▶ DATA SHOWN:

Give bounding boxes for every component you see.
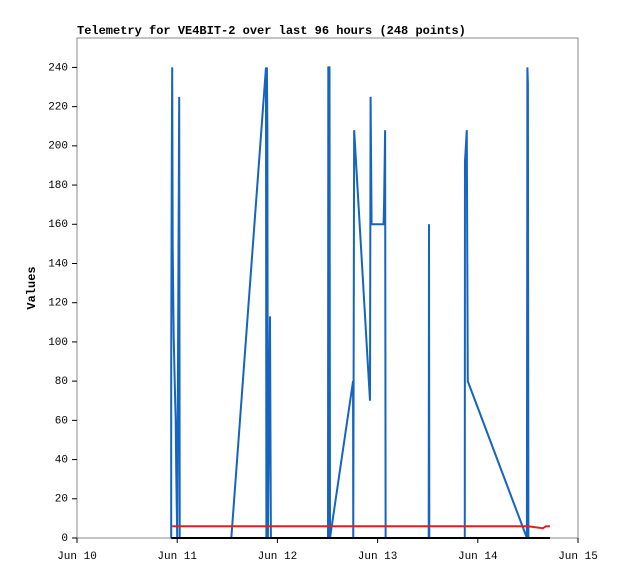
y-tick-label: 40: [55, 454, 68, 466]
x-tick-label: Jun 14: [458, 551, 498, 563]
y-axis-label: Values: [25, 266, 39, 309]
y-tick-label: 200: [48, 141, 68, 153]
x-tick-label: Jun 11: [157, 551, 197, 563]
y-tick-label: 0: [61, 533, 68, 545]
y-tick-label: 240: [48, 62, 68, 74]
x-tick-label: Jun 13: [358, 551, 398, 563]
y-tick-label: 160: [48, 219, 68, 231]
y-tick-label: 220: [48, 102, 68, 114]
x-tick-label: Jun 12: [258, 551, 298, 563]
chart-title: Telemetry for VE4BIT-2 over last 96 hour…: [77, 24, 466, 38]
x-tick-label: Jun 10: [57, 551, 97, 563]
y-tick-label: 100: [48, 337, 68, 349]
y-tick-label: 80: [55, 376, 68, 388]
data-line: [172, 525, 550, 530]
y-tick-label: 140: [48, 258, 68, 270]
y-tick-label: 60: [55, 415, 68, 427]
y-tick-label: 180: [48, 180, 68, 192]
y-tick-label: 120: [48, 298, 68, 310]
x-tick-label: Jun 15: [558, 551, 598, 563]
data-line: [170, 66, 530, 539]
y-tick-label: 20: [55, 494, 68, 506]
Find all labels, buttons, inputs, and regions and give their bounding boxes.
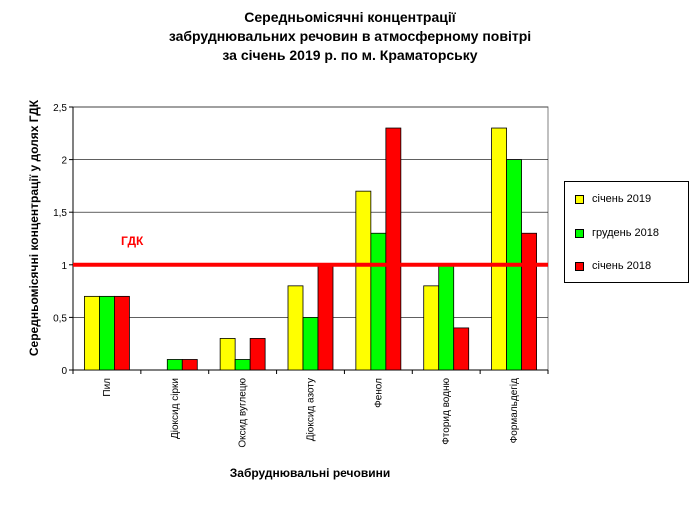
legend-label-3: січень 2018 xyxy=(592,260,652,272)
bar xyxy=(370,232,387,371)
legend-swatch-1 xyxy=(575,194,584,204)
bar xyxy=(219,338,236,371)
x-tick-label: Оксид вуглецю xyxy=(238,378,249,448)
legend-item-1: січень 2019 xyxy=(575,192,651,206)
bar xyxy=(453,327,470,371)
bar xyxy=(423,285,440,371)
y-tick-label: 1 xyxy=(61,261,67,272)
bar xyxy=(385,127,402,371)
bar xyxy=(491,127,507,371)
legend-item-2: грудень 2018 xyxy=(575,226,659,240)
x-tick-label: Формальдегід xyxy=(509,378,520,443)
bar xyxy=(181,359,198,371)
legend: січень 2019 грудень 2018 січень 2018 xyxy=(564,181,689,283)
y-tick-label: 2 xyxy=(61,156,67,167)
legend-swatch-3 xyxy=(575,261,584,271)
y-tick-label: 0,5 xyxy=(53,313,67,324)
x-tick-label: Діоксид сірки xyxy=(170,378,181,439)
x-tick-label: Фенол xyxy=(373,378,384,408)
chart-title-line-2: забруднювальних речовин в атмосферному п… xyxy=(168,28,532,44)
bar xyxy=(438,264,455,371)
bar xyxy=(302,316,319,371)
bar xyxy=(287,285,304,371)
bar xyxy=(355,190,372,371)
chart-title-line-1: Середньомісячні концентрації xyxy=(244,9,456,25)
chart-title-line-3: за січень 2019 р. по м. Краматорську xyxy=(222,47,478,63)
x-tick-label: Фторид водню xyxy=(441,378,452,445)
bar xyxy=(249,338,266,371)
reference-line-label: ГДК xyxy=(121,234,144,248)
legend-label-2: грудень 2018 xyxy=(592,227,660,239)
bar xyxy=(84,295,100,371)
y-tick-label: 0 xyxy=(61,366,67,377)
legend-swatch-2 xyxy=(575,228,584,238)
x-tick-label: Пил xyxy=(102,378,113,397)
bar xyxy=(234,359,251,371)
bar xyxy=(317,264,334,371)
bar xyxy=(521,232,537,371)
chart-title: Середньомісячні концентрації забруднювал… xyxy=(150,8,550,65)
x-tick-label: Діоксид азоту xyxy=(306,378,317,441)
x-axis-label: Забруднювальні речовини xyxy=(229,466,391,480)
legend-item-3: січень 2018 xyxy=(575,259,651,273)
bar xyxy=(166,359,183,371)
legend-label-1: січень 2019 xyxy=(592,193,652,205)
bar xyxy=(114,295,130,371)
y-tick-label: 2,5 xyxy=(53,103,67,114)
bar xyxy=(99,295,115,371)
y-tick-label: 1,5 xyxy=(53,208,67,219)
y-axis-label: Середньомісячні концентрації у долях ГДК xyxy=(27,99,41,357)
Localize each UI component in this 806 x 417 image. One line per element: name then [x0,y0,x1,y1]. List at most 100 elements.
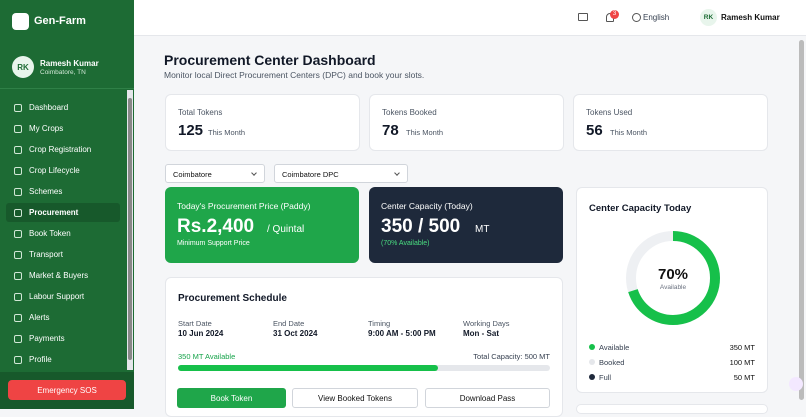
nav-label: Profile [29,355,52,364]
donut [626,231,720,325]
action-button[interactable]: Book Token [177,388,286,408]
nav-item[interactable]: Profile [6,350,120,369]
nav-item[interactable]: My Crops [6,119,120,138]
nav-item[interactable]: Procurement [6,203,120,222]
price-note: Minimum Support Price [177,240,250,247]
capacity-today-title: Center Capacity Today [589,203,692,214]
page-title: Procurement Center Dashboard [164,52,376,68]
stat-unit: This Month [406,128,444,137]
nav-icon [14,166,22,175]
sidebar: Gen-Farm RK Ramesh Kumar Coimbatore, TN … [0,0,134,409]
user-location: Coimbatore, TN [40,69,86,76]
stat-value: 125 [178,122,204,139]
progress-bar [178,365,439,371]
field-value: Mon - Sat [463,329,499,338]
next-card [576,404,768,414]
legend-dot [589,359,595,365]
legend-dot [589,374,595,380]
donut-arc [626,231,720,325]
stat-card: Tokens Used 56 This Month [573,94,768,151]
assistant-icon[interactable] [789,377,803,391]
nav-icon [14,355,22,364]
language[interactable]: English [643,13,670,22]
nav-item[interactable]: Payments [6,329,120,348]
stat-value: 78 [382,122,399,139]
nav-icon [14,334,22,343]
legend-name: Booked [599,358,625,367]
nav-icon [14,124,22,133]
nav-label: My Crops [29,124,64,133]
legend-value: 350 MT [729,343,755,352]
nav-icon [14,187,22,196]
nav-item[interactable]: Crop Registration [6,140,120,159]
field-label: End Date [273,319,305,328]
filter-select[interactable]: Coimbatore [165,164,265,183]
nav-label: Alerts [29,313,50,322]
legend-name: Full [599,373,612,382]
stat-label: Tokens Used [586,108,633,117]
price-unit: / Quintal [267,224,305,235]
field-value: 10 Jun 2024 [178,329,224,338]
nav-item[interactable]: Market & Buyers [6,266,120,285]
nav-item[interactable]: Transport [6,245,120,264]
capacity-unit: MT [475,224,490,235]
mail-icon[interactable] [578,13,588,21]
nav-item[interactable]: Schemes [6,182,120,201]
stat-card: Tokens Booked 78 This Month [369,94,564,151]
legend-name: Available [599,343,630,352]
nav-label: Crop Registration [29,145,92,154]
nav-item[interactable]: Crop Lifecycle [6,161,120,180]
stat-label: Total Tokens [178,108,223,117]
nav-icon [14,271,22,280]
progress-track [178,365,550,371]
nav-item[interactable]: Dashboard [6,98,120,117]
nav-item[interactable]: Book Token [6,224,120,243]
nav-label: Market & Buyers [29,271,89,280]
stat-label: Tokens Booked [382,108,437,117]
stat-value: 56 [586,122,603,139]
capacity-card: Center Capacity (Today) 350 / 500 MT (70… [369,187,563,263]
action-button[interactable]: Download Pass [425,388,550,408]
nav-label: Labour Support [29,292,85,301]
divider [0,88,134,89]
sos-button[interactable]: Emergency SOS [8,380,126,400]
total-text: Total Capacity: 500 MT [473,352,550,361]
scrollbar [127,90,133,370]
header-avatar[interactable]: RK [700,9,717,26]
legend-value: 100 MT [729,358,755,367]
nav-icon [14,292,22,301]
capacity-note: (70% Available) [381,240,430,247]
nav-label: Schemes [29,187,63,196]
notification-badge: 3 [610,10,619,19]
action-button[interactable]: View Booked Tokens [292,388,418,408]
brand: Gen-Farm [34,15,86,27]
header: 3 English RK Ramesh Kumar [134,0,806,36]
legend-dot [589,344,595,350]
nav-icon [14,250,22,259]
field-label: Timing [368,319,391,328]
field-label: Working Days [463,319,510,328]
donut-percent: 70% [657,266,689,283]
capacity-value: 350 / 500 [381,216,461,237]
capacity-label: Center Capacity (Today) [381,201,473,211]
schedule-title: Procurement Schedule [178,293,287,304]
nav-item[interactable]: Labour Support [6,287,120,306]
page-subtitle: Monitor local Direct Procurement Centers… [164,70,425,80]
nav-label: Crop Lifecycle [29,166,80,175]
nav-label: Transport [29,250,63,259]
avatar: RK [12,56,34,78]
price-value: Rs.2,400 [177,216,255,237]
field-value: 31 Oct 2024 [273,329,318,338]
nav-icon [14,103,22,112]
nav-label: Book Token [29,229,71,238]
stat-unit: This Month [610,128,648,137]
field-value: 9:00 AM - 5:00 PM [368,329,436,338]
user-name: Ramesh Kumar [40,59,99,68]
nav-item[interactable]: Alerts [6,308,120,327]
nav-icon [14,313,22,322]
nav-icon [14,208,22,217]
header-user[interactable]: Ramesh Kumar [721,13,780,22]
filter-select[interactable]: Coimbatore DPC [274,164,408,183]
logo [12,13,29,30]
nav-label: Procurement [29,208,79,217]
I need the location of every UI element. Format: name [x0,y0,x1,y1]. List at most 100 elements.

▶ WHAT NEEDS TO BE DONE: Recast the lines starting at the one that contains "nav-label: Profile [29,355,52,364]" and ending at the one that contains "nav-label: Crop Registration [29,145,92,154]" as a Markdown table with the columns Row and Entry. Give each line a row number and skip any blank lines.

▶ COMPLETED TASK:
| Row | Entry |
|---|---|
| 1 | nav-label: Profile [29,355,52,364] |
| 2 | donut [626,231,720,325] |
| 3 | action-button[interactable]: Book Token [177,388,286,408] |
| 4 | nav-item[interactable]: Profile [6,350,120,369] |
| 5 | nav-item[interactable]: My Crops [6,119,120,138] |
| 6 | nav-item[interactable]: Procurement [6,203,120,222] |
| 7 | price-note: Minimum Support Price [177,240,250,247] |
| 8 | capacity-today-title: Center Capacity Today [589,203,692,214] |
| 9 | page-title: Procurement Center Dashboard [164,52,376,68] |
| 10 | stat-unit: This Month [406,128,444,137] |
| 11 | nav-icon [14,166,22,175] |
| 12 | sidebar: Gen-Farm RK Ramesh Kumar Coimbatore, TN … [0,0,134,409] |
| 13 | user-location: Coimbatore, TN [40,69,86,76] |
| 14 | stat-value: 125 [178,122,204,139] |
| 15 | progress-bar [178,365,439,371] |
| 16 | field-value: Mon - Sat [463,329,499,338] |
| 17 | next-card [576,404,768,414] |
| 18 | legend-dot [589,359,595,365] |
| 19 | legend-dot [589,374,595,380] |
| 20 | donut-arc [626,231,720,325] |
| 21 | stat-card: Tokens Used 56 This Month [573,94,768,151] |
| 22 | assistant-icon[interactable] [789,377,803,391] |
| 23 | nav-icon [14,355,22,364] |
| 24 | language[interactable]: English [643,13,670,22] |
| 25 | nav-item[interactable]: Payments [6,329,120,348] |
| 26 | stat-value: 78 [382,122,399,139] |
| 27 | nav-icon [14,334,22,343] |
| 28 | legend-name: Booked [599,358,625,367] |
| 29 | nav-icon [14,124,22,133] |
| 30 | nav-label: My Crops [29,124,64,133] |
| 31 | legend-value: 350 MT [729,343,755,352] |
| 32 | nav-icon [14,187,22,196] |
| 33 | nav-item[interactable]: Crop Registration [6,140,120,159] |
| 34 | field-label: End Date [273,319,305,328] |
| 35 | filter-select[interactable]: Coimbatore [165,164,265,183] |
| 36 | nav-label: Alerts [29,313,50,322] |
| 37 | legend-name: Full [599,373,612,382] |
| 38 | stat-label: Tokens Used [586,108,633,117] |
| 39 | price-unit: / Quintal [267,224,305,235] |
| 40 | field-value: 10 Jun 2024 [178,329,224,338] |
| 41 | nav-item[interactable]: Market & Buyers [6,266,120,285] |
| 42 | nav-item[interactable]: Transport [6,245,120,264] |
| 43 | capacity-unit: MT [475,224,490,235] |
| 44 | mail-icon[interactable] [578,13,588,21] |
| 45 | nav-item[interactable]: Schemes [6,182,120,201] |
| 46 | stat-card: Tokens Booked 78 This Month [369,94,564,151] |
| 47 | legend-name: Available [599,343,630,352] |
| 48 | nav-label: Crop Registration [29,145,92,154] |